> [Record set]:
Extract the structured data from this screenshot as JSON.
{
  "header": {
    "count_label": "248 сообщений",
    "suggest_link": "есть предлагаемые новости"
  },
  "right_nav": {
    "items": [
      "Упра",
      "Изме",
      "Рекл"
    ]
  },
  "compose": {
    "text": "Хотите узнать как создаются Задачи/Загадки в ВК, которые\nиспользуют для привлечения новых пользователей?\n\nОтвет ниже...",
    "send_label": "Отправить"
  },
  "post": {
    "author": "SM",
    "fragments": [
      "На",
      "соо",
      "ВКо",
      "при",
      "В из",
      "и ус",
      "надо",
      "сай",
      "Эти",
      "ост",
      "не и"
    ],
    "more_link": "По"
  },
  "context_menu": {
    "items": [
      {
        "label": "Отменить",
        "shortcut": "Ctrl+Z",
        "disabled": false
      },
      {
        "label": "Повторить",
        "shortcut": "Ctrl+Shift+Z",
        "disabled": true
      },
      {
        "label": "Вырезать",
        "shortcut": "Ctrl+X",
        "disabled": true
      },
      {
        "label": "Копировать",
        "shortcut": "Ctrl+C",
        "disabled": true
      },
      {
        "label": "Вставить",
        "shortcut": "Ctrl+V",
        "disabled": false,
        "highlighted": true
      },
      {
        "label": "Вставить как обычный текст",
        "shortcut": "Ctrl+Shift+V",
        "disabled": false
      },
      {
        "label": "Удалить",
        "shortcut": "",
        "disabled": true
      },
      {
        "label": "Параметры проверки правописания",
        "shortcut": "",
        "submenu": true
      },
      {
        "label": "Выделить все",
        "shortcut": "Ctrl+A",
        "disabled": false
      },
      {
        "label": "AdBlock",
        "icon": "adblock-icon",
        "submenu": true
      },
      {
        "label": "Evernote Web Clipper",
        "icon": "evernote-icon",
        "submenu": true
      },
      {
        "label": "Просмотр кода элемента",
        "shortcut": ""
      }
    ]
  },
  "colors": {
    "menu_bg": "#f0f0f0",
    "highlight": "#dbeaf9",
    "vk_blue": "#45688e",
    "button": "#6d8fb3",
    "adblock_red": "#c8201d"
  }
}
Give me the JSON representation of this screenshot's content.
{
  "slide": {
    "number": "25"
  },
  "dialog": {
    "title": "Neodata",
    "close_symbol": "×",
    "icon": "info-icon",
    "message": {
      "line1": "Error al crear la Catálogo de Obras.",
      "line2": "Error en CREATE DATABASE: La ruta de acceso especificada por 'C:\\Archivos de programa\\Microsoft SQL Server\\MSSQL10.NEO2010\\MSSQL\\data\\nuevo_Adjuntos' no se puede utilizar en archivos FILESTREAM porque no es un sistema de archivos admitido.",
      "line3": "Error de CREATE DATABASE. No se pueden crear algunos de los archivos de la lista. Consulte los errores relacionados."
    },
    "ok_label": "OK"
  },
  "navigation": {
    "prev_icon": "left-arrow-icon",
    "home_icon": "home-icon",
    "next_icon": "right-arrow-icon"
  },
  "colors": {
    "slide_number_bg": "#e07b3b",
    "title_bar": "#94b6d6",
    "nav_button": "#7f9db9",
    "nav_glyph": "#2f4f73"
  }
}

> [Problem statement]: Find every line that holds "this" and copy it.

> [Task response]:
Extract the structured data from this screenshot as JSON.
Give me the JSON representation of this screenshot's content.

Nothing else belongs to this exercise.